PROBLEM STATEMENT - The answer should consist of the records below, repeated exactly, and no pictures.

MATERIAL SHOWN -

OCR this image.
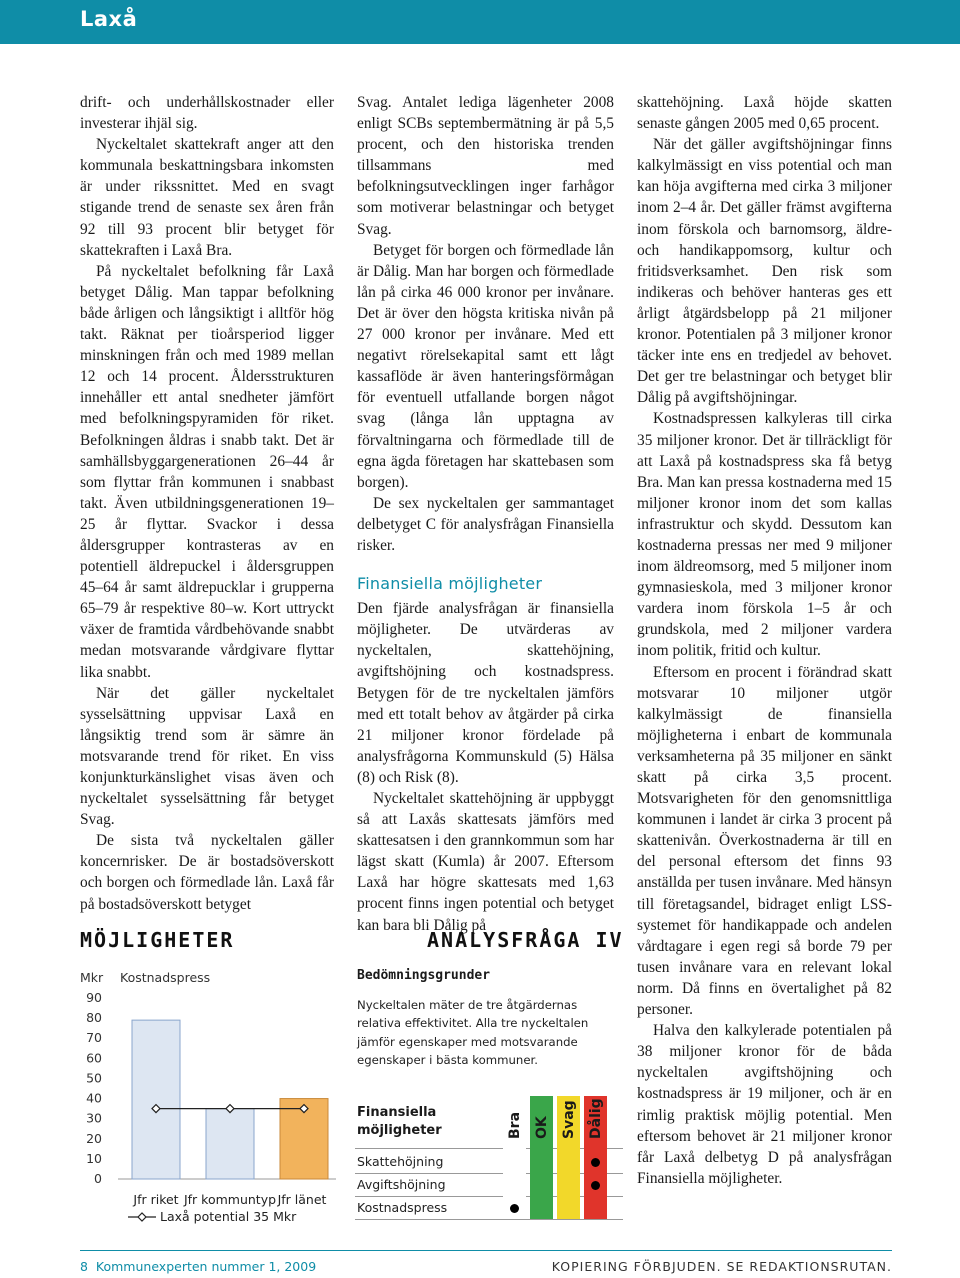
Laxå

drift- och underhållskostnader eller investerar ihjäl sig.

Nyckeltalet skattekraft anger att den kommunala beskattningsbara inkomsten är under rikssnittet. Med en svagt stigande trend de senaste sex åren från 92 till 93 procent blir betyget för skattekraften i Laxå Bra.

På nyckeltalet befolkning får Laxå betyget Dålig. Man tappar befolkning både årligen och långsiktigt i alltför hög takt. Räknat per tioårsperiod ligger minskningen från och med 1989 mellan 12 och 14 procent. Åldersstrukturen innehåller ett antal snedheter jämfört med befolkningspyramiden för riket. Befolkningen åldras i snabb takt. Det är samhällsbyggargenerationen 26–44 år som flyttar från kommunen i snabbast takt. Även utbildningsgenerationen 19–25 år flyttar. Svackor i dessa åldersgrupper kontrasteras av en potentiell äldrepuckel i åldersgruppen 45–64 år samt äldrepucklar i grupperna 65–79 år respektive 80–w. Kort uttryckt växer de framtida vårdbehövande snabbt medan motsvarande vårdgivare flyttar lika snabbt.

När det gäller nyckeltalet sysselsättning uppvisar Laxå en långsiktig trend som är sämre än motsvarande trend för riket. En viss konjunkturkänslighet visas även och nyckeltalet sysselsättning får betyget Svag.

De sista två nyckeltalen gäller koncernrisker. De är bostadsöverskott och borgen och förmedlade lån. Laxå får på bostadsöverskott betyget

Svag. Antalet lediga lägenheter 2008 enligt SCBs septembermätning är på 5,5 procent, och den historiska trenden tillsammans med befolkningsutvecklingen inger farhågor som motiverar belastningar och betyget Svag.

Betyget för borgen och förmedlade lån är Dålig. Man har borgen och förmedlade lån på cirka 46 000 kronor per invånare. Det är över den högsta kritiska nivån på 27 000 kronor per invånare. Med ett negativt rörelsekapital samt ett lågt kassaflöde är även hanteringsförmågan för eventuell utfallande borgen något svag (långa lån upptagna av förvaltningarna och förmedlade till de egna ägda företagen har skattebasen som borgen).

De sex nyckeltalen ger sammantaget delbetyget C för analysfrågan Finansiella risker.

Finansiella möjligheter

Den fjärde analysfrågan är finansiella möjligheter. De utvärderas av nyckeltalen, skattehöjning, avgiftshöjning och kostnadspress. Betygen för de tre nyckeltalen jämförs med ett totalt behov av åtgärder på cirka 21 miljoner kronor fördelade på analysfrågorna Kommunskuld (5) Hälsa (8) och Risk (8).

Nyckeltalet skattehöjning är uppbyggt så att Laxås skattesats jämförs med skattesatsen i den grannkommun som har lägst skatt (Kumla) år 2007. Eftersom Laxå har högre skattesats med 1,63 procent finns ingen potential och betyget kan bara bli Dålig på

skattehöjning. Laxå höjde skatten senaste gången 2005 med 0,65 procent.

När det gäller avgiftshöjningar finns kalkylmässigt en viss potential och man kan höja avgifterna med cirka 3 miljoner inom 2–4 år. Det gäller främst avgifterna inom förskola och barnomsorg, äldre- och handikappomsorg, kultur och fritidsverksamhet. Den risk som indikeras och behöver hanteras ges ett årligt åtgärdsbelopp på 21 miljoner kronor. Potentialen på 3 miljoner kronor täcker inte ens en tredjedel av behovet. Det ger tre belastningar och betyget blir Dålig på avgiftshöjningar.

Kostnadspressen kalkyleras till cirka 35 miljoner kronor. Det är tillräckligt för att Laxå på kostnadspress ska få betyg Bra. Man kan pressa kostnaderna med 15 miljoner kronor inom det som kallas infrastruktur och skydd. Dessutom kan kostnaderna pressas ner med 9 miljoner inom äldreomsorg, med 5 miljoner inom gymnasieskola, med 3 miljoner kronor vardera inom förskola 1–5 år och grundskola, med 2 miljoner vardera inom politik, fritid och kultur.

Eftersom en procent i förändrad skatt motsvarar 10 miljoner utgör kalkylmässigt de finansiella möjligheterna i enbart de kommunala verksamheterna på 35 miljoner en sänkt skatt på cirka 3,5 procent. Motsvarigheten för den genomsnittliga kommunen i landet är cirka 3 procent på skattenivån. Överkostnaderna är till en del personal eftersom det finns 93 anställda per tusen invånare. Med hänsyn till företagsandel, bidraget enligt LSS-systemet för handikappade och andelen vårdtagare i egen regi så borde 79 per tusen invånare vara en relevant lokal norm. Då finns en övertalighet på 82 personer.

Halva den kalkylerade potentialen på 38 miljoner kronor för de båda nyckeltalen avgiftshöjning och kostnadspress är 19 miljoner, och är en rimlig praktisk möjlig potential. Men eftersom behovet är 21 miljoner kronor får Laxå delbetyg D på analysfrågan Finansiella möjligheter.

MÖJLIGHETER	ANALYSFRÅGA IV
Mkr Kostnadspress
90
80
70
60
50
40
30
20
10
0
Jfr riket Jfr kommuntyp Jfr länet
Laxå potential 35 Mkr
Bedömningsgrunder
Nyckeltalen mäter de tre åtgärdernas relativa effektivitet. Alla tre nyckeltalen jämför egenskaper med motsvarande egenskaper i bästa kommuner.
Finansiella möjligheter
Skattehöjning
Avgiftshöjning
Kostnadspress
Bra OK Svag Dålig
8 Kommunexperten nummer 1, 2009	KOPIERING FÖRBJUDEN. SE REDAKTIONSRUTAN.
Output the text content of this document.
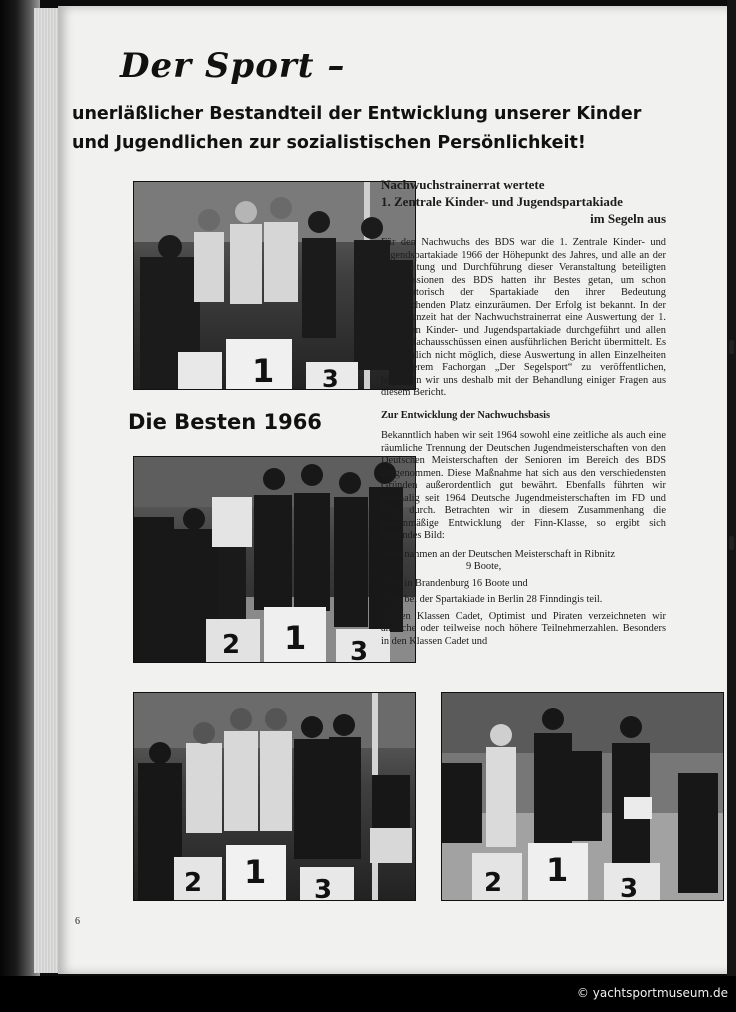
Der Sport –

unerläßlicher Bestandteil der Entwicklung unserer Kinder und Jugendlichen zur sozialistischen Persönlichkeit!

1 3
Die Besten 1966
2 1 3
2 1 3	2 1 3
Nachwuchstrainerrat wertete
1. Zentrale Kinder- und Jugendspartakiade
im Segeln aus

Für den Nachwuchs des BDS war die 1. Zentrale Kinder- und Jugendspartakiade 1966 der Höhepunkt des Jahres, und alle an der Vorbereitung und Durchführung dieser Veranstaltung beteiligten Kommissionen des BDS hatten ihr Bestes getan, um schon organisatorisch der Spartakiade den ihrer Bedeutung entsprechenden Platz einzuräumen. Der Erfolg ist bekannt. In der Zwischenzeit hat der Nachwuchstrainerrat eine Auswertung der 1. Zentralen Kinder- und Jugendspartakiade durchgeführt und allen Bezirksfachausschüssen einen ausführlichen Bericht übermittelt. Es ist natürlich nicht möglich, diese Auswertung in allen Einzelheiten in unserem Fachorgan „Der Segelsport“ zu veröffentlichen, begnügen wir uns deshalb mit der Behandlung einiger Fragen aus diesem Bericht.

Zur Entwicklung der Nachwuchsbasis

Bekanntlich haben wir seit 1964 sowohl eine zeitliche als auch eine räumliche Trennung der Deutschen Jugendmeisterschaften von den Deutschen Meisterschaften der Senioren im Bereich des BDS vorgenommen. Diese Maßnahme hat sich aus den verschiedensten Gründen außerordentlich gut bewährt. Ebenfalls führten wir erstmalig seit 1964 Deutsche Jugendmeisterschaften im FD und Finn durch. Betrachten wir in diesem Zusammenhang die zahlenmäßige Entwicklung der Finn-Klasse, so ergibt sich folgendes Bild:

1964 nahmen an der Deutschen Meisterschaft in Ribnitz
9 Boote,
1965 in Brandenburg 16 Boote und
1966 bei der Spartakiade in Berlin 28 Finndingis teil.

In den Klassen Cadet, Optimist und Piraten verzeichneten wir ähnliche oder teilweise noch höhere Teilnehmerzahlen. Besonders in den Klassen Cadet und

6
© yachtsportmuseum.de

COMPLETED TASK -
OCR this image.
Laxå

drift- och underhållskostnader eller investerar ihjäl sig.

Nyckeltalet skattekraft anger att den kommunala beskattningsbara inkomsten är under rikssnittet. Med en svagt stigande trend de senaste sex åren från 92 till 93 procent blir betyget för skattekraften i Laxå Bra.

På nyckeltalet befolkning får Laxå betyget Dålig. Man tappar befolkning både årligen och långsiktigt i alltför hög takt. Räknat per tioårsperiod ligger minskningen från och med 1989 mellan 12 och 14 procent. Åldersstrukturen innehåller ett antal snedheter jämfört med befolkningspyramiden för riket. Befolkningen åldras i snabb takt. Det är samhällsbyggargenerationen 26–44 år som flyttar från kommunen i snabbast takt. Även utbildningsgenerationen 19–25 år flyttar. Svackor i dessa åldersgrupper kontrasteras av en potentiell äldrepuckel i åldersgruppen 45–64 år samt äldrepucklar i grupperna 65–79 år respektive 80–w. Kort uttryckt växer de framtida vårdbehövande snabbt medan motsvarande vårdgivare flyttar lika snabbt.

När det gäller nyckeltalet sysselsättning uppvisar Laxå en långsiktig trend som är sämre än motsvarande trend för riket. En viss konjunkturkänslighet visas även och nyckeltalet sysselsättning får betyget Svag.

De sista två nyckeltalen gäller koncernrisker. De är bostadsöverskott och borgen och förmedlade lån. Laxå får på bostadsöverskott betyget

Svag. Antalet lediga lägenheter 2008 enligt SCBs septembermätning är på 5,5 procent, och den historiska trenden tillsammans med befolkningsutvecklingen inger farhågor som motiverar belastningar och betyget Svag.

Betyget för borgen och förmedlade lån är Dålig. Man har borgen och förmedlade lån på cirka 46 000 kronor per invånare. Det är över den högsta kritiska nivån på 27 000 kronor per invånare. Med ett negativt rörelsekapital samt ett lågt kassaflöde är även hanteringsförmågan för eventuell utfallande borgen något svag (långa lån upptagna av förvaltningarna och förmedlade till de egna ägda företagen har skattebasen som borgen).

De sex nyckeltalen ger sammantaget delbetyget C för analysfrågan Finansiella risker.

Finansiella möjligheter

Den fjärde analysfrågan är finansiella möjligheter. De utvärderas av nyckeltalen, skattehöjning, avgiftshöjning och kostnadspress. Betygen för de tre nyckeltalen jämförs med ett totalt behov av åtgärder på cirka 21 miljoner kronor fördelade på analysfrågorna Kommunskuld (5) Hälsa (8) och Risk (8).

Nyckeltalet skattehöjning är uppbyggt så att Laxås skattesats jämförs med skattesatsen i den grannkommun som har lägst skatt (Kumla) år 2007. Eftersom Laxå har högre skattesats med 1,63 procent finns ingen potential och betyget kan bara bli Dålig på

skattehöjning. Laxå höjde skatten senaste gången 2005 med 0,65 procent.

När det gäller avgiftshöjningar finns kalkylmässigt en viss potential och man kan höja avgifterna med cirka 3 miljoner inom 2–4 år. Det gäller främst avgifterna inom förskola och barnomsorg, äldre- och handikappomsorg, kultur och fritidsverksamhet. Den risk som indikeras och behöver hanteras ges ett årligt åtgärdsbelopp på 21 miljoner kronor. Potentialen på 3 miljoner kronor täcker inte ens en tredjedel av behovet. Det ger tre belastningar och betyget blir Dålig på avgiftshöjningar.

Kostnadspressen kalkyleras till cirka 35 miljoner kronor. Det är tillräckligt för att Laxå på kostnadspress ska få betyg Bra. Man kan pressa kostnaderna med 15 miljoner kronor inom det som kallas infrastruktur och skydd. Dessutom kan kostnaderna pressas ner med 9 miljoner inom äldreomsorg, med 5 miljoner inom gymnasieskola, med 3 miljoner kronor vardera inom förskola 1–5 år och grundskola, med 2 miljoner vardera inom politik, fritid och kultur.

Eftersom en procent i förändrad skatt motsvarar 10 miljoner utgör kalkylmässigt de finansiella möjligheterna i enbart de kommunala verksamheterna på 35 miljoner en sänkt skatt på cirka 3,5 procent. Motsvarigheten för den genomsnittliga kommunen i landet är cirka 3 procent på skattenivån. Överkostnaderna är till en del personal eftersom det finns 93 anställda per tusen invånare. Med hänsyn till företagsandel, bidraget enligt LSS-systemet för handikappade och andelen vårdtagare i egen regi så borde 79 per tusen invånare vara en relevant lokal norm. Då finns en övertalighet på 82 personer.

Halva den kalkylerade potentialen på 38 miljoner kronor för de båda nyckeltalen avgiftshöjning och kostnadspress är 19 miljoner, och är en rimlig praktisk möjlig potential. Men eftersom behovet är 21 miljoner kronor får Laxå delbetyg D på analysfrågan Finansiella möjligheter.

MÖJLIGHETER	ANALYSFRÅGA IV
Mkr Kostnadspress
90
80
70
60
50
40
30
20
10
0
Jfr riket Jfr kommuntyp Jfr länet
Laxå potential 35 Mkr
Bedömningsgrunder
Nyckeltalen mäter de tre åtgärdernas relativa effektivitet. Alla tre nyckeltalen jämför egenskaper med motsvarande egenskaper i bästa kommuner.
Finansiella möjligheter
Skattehöjning
Avgiftshöjning
Kostnadspress
Bra OK Svag Dålig
8 Kommunexperten nummer 1, 2009	KOPIERING FÖRBJUDEN. SE REDAKTIONSRUTAN.
Output the text content of this document.
Der Sport –

unerläßlicher Bestandteil der Entwicklung unserer Kinder und Jugendlichen zur sozialistischen Persönlichkeit!

1 3
Die Besten 1966
2 1 3
2 1 3	2 1 3
Nachwuchstrainerrat wertete
1. Zentrale Kinder- und Jugendspartakiade
im Segeln aus

Für den Nachwuchs des BDS war die 1. Zentrale Kinder- und Jugendspartakiade 1966 der Höhepunkt des Jahres, und alle an der Vorbereitung und Durchführung dieser Veranstaltung beteiligten Kommissionen des BDS hatten ihr Bestes getan, um schon organisatorisch der Spartakiade den ihrer Bedeutung entsprechenden Platz einzuräumen. Der Erfolg ist bekannt. In der Zwischenzeit hat der Nachwuchstrainerrat eine Auswertung der 1. Zentralen Kinder- und Jugendspartakiade durchgeführt und allen Bezirksfachausschüssen einen ausführlichen Bericht übermittelt. Es ist natürlich nicht möglich, diese Auswertung in allen Einzelheiten in unserem Fachorgan „Der Segelsport“ zu veröffentlichen, begnügen wir uns deshalb mit der Behandlung einiger Fragen aus diesem Bericht.

Zur Entwicklung der Nachwuchsbasis

Bekanntlich haben wir seit 1964 sowohl eine zeitliche als auch eine räumliche Trennung der Deutschen Jugendmeisterschaften von den Deutschen Meisterschaften der Senioren im Bereich des BDS vorgenommen. Diese Maßnahme hat sich aus den verschiedensten Gründen außerordentlich gut bewährt. Ebenfalls führten wir erstmalig seit 1964 Deutsche Jugendmeisterschaften im FD und Finn durch. Betrachten wir in diesem Zusammenhang die zahlenmäßige Entwicklung der Finn-Klasse, so ergibt sich folgendes Bild:

1964 nahmen an der Deutschen Meisterschaft in Ribnitz
9 Boote,
1965 in Brandenburg 16 Boote und
1966 bei der Spartakiade in Berlin 28 Finndingis teil.

In den Klassen Cadet, Optimist und Piraten verzeichneten wir ähnliche oder teilweise noch höhere Teilnehmerzahlen. Besonders in den Klassen Cadet und

6
© yachtsportmuseum.de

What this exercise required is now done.